▶ _Stated goal_: Tally every line featuring "HOLE", then give that tally alone.

□ □ □ □ □

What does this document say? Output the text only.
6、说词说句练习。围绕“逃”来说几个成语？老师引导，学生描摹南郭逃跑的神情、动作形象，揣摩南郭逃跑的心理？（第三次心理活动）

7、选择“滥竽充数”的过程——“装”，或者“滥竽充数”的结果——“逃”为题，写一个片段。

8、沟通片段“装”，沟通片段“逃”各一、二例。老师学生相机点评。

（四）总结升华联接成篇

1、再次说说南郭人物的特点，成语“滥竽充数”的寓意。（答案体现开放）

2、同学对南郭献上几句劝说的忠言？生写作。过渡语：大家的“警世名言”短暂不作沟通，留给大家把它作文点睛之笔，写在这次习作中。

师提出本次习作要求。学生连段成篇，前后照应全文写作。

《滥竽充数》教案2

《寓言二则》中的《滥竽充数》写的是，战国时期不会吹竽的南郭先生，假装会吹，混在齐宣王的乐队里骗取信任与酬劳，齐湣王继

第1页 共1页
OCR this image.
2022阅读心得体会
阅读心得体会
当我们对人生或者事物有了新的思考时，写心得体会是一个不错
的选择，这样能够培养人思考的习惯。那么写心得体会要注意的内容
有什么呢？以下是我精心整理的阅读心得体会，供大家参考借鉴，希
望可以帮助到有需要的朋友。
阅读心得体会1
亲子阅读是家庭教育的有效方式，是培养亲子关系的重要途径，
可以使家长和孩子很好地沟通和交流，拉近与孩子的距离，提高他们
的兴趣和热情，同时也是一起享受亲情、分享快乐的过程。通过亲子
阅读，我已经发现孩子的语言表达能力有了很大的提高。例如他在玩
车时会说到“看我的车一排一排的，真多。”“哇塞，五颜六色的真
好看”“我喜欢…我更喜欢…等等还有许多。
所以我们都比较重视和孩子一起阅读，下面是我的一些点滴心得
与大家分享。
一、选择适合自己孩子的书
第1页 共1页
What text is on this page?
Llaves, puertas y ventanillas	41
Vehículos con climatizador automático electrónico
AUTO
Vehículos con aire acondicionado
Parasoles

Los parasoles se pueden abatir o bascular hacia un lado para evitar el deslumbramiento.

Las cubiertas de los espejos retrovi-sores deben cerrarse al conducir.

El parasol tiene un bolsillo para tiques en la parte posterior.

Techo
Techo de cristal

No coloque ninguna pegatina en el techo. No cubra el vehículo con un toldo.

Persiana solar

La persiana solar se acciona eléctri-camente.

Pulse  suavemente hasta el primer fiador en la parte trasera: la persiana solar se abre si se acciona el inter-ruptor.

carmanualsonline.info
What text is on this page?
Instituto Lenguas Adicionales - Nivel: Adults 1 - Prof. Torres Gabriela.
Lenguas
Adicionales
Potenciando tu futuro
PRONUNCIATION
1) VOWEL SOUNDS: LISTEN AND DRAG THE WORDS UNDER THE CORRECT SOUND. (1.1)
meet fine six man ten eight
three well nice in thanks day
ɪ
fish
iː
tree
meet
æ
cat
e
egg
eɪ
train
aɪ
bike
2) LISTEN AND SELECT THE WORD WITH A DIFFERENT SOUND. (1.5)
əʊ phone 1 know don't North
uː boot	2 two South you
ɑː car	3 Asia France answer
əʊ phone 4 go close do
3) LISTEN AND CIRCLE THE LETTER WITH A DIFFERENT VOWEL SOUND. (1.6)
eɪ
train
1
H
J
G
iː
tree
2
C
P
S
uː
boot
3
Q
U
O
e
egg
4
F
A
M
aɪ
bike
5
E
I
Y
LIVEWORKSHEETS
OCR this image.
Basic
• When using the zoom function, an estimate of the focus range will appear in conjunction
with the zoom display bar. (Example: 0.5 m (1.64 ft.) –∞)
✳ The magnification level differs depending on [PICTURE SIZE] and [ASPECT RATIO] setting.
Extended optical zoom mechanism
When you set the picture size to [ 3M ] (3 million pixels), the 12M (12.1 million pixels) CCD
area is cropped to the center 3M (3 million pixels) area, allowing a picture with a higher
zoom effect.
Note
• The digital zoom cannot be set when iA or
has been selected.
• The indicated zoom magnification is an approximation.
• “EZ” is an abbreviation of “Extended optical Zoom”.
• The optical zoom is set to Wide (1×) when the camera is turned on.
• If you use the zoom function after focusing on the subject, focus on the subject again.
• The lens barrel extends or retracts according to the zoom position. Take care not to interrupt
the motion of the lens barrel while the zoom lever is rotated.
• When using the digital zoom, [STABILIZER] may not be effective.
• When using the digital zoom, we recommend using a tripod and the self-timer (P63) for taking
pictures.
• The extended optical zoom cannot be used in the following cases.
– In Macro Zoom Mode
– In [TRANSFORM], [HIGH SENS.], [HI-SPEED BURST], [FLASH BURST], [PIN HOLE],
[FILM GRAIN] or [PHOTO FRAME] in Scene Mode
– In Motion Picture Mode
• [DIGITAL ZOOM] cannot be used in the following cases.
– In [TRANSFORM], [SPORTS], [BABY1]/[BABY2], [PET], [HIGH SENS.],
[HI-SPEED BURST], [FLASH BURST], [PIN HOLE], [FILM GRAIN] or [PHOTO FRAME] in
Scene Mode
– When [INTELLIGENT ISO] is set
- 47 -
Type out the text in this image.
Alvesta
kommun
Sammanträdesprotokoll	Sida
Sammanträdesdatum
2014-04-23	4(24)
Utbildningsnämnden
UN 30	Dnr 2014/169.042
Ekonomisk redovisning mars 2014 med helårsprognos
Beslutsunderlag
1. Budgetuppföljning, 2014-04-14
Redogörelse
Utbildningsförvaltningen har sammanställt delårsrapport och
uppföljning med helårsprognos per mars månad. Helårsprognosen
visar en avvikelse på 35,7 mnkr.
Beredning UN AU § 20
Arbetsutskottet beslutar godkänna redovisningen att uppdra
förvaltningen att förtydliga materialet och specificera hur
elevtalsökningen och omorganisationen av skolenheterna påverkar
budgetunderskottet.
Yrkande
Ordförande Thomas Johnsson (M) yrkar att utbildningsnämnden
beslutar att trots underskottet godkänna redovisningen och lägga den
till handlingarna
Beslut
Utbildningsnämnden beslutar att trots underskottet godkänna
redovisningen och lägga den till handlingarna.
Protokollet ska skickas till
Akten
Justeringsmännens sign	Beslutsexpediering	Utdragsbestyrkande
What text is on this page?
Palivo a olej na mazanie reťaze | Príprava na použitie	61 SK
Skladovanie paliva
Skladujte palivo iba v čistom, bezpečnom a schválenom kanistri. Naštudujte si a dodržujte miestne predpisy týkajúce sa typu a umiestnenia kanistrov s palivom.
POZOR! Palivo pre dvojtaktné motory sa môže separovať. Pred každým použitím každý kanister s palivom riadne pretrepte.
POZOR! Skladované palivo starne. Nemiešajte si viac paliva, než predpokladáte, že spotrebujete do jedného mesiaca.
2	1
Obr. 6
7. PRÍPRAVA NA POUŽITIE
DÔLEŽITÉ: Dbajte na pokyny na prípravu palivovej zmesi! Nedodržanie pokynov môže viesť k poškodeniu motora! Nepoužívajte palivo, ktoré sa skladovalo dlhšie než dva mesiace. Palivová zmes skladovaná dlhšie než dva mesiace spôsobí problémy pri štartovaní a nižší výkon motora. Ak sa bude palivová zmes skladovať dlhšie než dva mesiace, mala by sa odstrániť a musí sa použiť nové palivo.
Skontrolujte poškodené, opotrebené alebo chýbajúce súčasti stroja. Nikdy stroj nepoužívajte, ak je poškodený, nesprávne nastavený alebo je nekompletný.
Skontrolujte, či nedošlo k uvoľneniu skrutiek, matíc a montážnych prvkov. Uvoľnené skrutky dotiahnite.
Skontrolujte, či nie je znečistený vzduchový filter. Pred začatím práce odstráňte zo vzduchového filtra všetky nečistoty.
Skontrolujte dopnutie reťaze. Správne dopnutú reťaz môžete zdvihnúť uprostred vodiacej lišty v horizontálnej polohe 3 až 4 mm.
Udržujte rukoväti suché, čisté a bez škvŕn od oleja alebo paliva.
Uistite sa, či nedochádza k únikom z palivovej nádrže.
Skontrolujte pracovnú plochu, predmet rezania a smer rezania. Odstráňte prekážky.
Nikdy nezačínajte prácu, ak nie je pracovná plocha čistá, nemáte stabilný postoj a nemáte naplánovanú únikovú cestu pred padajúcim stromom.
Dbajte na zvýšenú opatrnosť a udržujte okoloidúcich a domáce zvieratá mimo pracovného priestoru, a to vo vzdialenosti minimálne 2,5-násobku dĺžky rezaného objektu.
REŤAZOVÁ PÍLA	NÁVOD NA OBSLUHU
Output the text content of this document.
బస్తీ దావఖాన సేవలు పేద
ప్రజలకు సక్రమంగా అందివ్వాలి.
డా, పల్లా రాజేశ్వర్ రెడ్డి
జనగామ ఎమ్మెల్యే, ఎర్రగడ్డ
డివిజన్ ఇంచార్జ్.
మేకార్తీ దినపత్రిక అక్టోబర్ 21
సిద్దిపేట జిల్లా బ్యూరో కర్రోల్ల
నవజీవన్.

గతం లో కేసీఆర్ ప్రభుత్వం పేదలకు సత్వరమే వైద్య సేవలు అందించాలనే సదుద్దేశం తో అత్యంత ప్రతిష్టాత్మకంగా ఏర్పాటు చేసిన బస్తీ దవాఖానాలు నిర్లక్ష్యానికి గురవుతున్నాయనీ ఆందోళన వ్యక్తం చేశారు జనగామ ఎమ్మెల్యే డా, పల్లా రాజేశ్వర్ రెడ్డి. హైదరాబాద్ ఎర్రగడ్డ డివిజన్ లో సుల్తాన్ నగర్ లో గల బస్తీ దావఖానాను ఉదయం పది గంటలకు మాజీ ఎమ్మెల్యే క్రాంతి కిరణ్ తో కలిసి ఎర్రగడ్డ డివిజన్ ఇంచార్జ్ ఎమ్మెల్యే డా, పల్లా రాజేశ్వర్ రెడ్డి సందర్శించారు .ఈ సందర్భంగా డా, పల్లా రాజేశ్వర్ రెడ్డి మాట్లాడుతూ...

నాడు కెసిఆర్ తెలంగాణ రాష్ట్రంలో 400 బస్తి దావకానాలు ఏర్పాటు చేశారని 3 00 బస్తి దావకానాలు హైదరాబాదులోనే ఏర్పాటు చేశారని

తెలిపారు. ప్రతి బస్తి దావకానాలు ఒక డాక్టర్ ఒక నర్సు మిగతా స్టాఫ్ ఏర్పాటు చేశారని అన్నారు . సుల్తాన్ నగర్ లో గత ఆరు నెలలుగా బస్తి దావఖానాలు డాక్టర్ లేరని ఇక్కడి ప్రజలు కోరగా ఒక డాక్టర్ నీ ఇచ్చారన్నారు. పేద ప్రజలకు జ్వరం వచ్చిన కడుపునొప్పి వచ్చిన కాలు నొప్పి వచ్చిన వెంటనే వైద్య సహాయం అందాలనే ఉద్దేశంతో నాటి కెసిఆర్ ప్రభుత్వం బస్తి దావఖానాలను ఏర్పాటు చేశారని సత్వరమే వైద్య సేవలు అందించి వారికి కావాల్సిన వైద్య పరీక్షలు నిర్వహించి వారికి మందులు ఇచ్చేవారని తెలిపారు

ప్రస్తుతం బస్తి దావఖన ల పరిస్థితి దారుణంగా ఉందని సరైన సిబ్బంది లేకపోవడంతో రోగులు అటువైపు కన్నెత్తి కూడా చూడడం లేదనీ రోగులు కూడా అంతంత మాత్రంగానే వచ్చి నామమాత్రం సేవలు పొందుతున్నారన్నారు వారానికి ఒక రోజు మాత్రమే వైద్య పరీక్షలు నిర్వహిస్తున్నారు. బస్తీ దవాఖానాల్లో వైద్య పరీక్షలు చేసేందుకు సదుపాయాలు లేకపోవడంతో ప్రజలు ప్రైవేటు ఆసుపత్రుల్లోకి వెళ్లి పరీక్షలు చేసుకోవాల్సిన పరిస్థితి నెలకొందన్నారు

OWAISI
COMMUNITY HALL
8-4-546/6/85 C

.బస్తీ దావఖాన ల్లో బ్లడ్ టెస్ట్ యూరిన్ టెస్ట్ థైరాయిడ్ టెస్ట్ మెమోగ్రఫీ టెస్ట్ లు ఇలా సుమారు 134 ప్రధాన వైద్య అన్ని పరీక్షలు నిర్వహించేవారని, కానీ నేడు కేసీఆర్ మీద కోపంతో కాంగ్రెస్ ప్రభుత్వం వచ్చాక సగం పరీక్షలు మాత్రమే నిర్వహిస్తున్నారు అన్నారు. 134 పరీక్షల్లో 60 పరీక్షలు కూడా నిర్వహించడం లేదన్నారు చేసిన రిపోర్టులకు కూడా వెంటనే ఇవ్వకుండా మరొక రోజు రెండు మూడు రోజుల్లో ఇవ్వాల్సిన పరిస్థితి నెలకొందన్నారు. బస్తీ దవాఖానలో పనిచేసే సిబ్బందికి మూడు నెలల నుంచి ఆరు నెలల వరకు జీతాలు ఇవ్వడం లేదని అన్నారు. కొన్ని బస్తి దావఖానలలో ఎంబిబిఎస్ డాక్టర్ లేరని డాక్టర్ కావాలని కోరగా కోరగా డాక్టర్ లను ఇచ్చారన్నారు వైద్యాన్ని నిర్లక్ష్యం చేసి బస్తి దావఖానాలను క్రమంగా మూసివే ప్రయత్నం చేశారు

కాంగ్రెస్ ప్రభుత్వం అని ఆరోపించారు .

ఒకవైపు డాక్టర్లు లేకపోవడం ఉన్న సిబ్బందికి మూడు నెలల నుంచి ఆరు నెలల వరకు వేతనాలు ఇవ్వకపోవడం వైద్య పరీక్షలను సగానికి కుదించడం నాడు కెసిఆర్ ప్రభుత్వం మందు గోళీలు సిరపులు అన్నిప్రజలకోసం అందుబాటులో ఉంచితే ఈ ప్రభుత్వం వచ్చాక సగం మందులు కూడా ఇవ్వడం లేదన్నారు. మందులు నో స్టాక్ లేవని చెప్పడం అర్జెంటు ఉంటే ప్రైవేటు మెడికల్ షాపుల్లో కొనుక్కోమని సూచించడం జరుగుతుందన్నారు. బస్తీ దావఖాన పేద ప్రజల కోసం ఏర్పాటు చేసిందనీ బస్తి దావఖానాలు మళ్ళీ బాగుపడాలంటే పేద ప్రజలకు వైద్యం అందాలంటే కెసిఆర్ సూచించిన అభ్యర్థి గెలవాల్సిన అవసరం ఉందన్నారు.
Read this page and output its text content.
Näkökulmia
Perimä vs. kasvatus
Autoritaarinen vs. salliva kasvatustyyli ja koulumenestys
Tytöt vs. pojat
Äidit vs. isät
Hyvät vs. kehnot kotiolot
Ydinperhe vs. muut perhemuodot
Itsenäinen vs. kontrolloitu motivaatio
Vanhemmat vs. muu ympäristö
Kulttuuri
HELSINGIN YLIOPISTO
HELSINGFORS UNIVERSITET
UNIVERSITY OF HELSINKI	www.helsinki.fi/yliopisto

□ □ □ □ □

▶ _Result of this exercise_: 2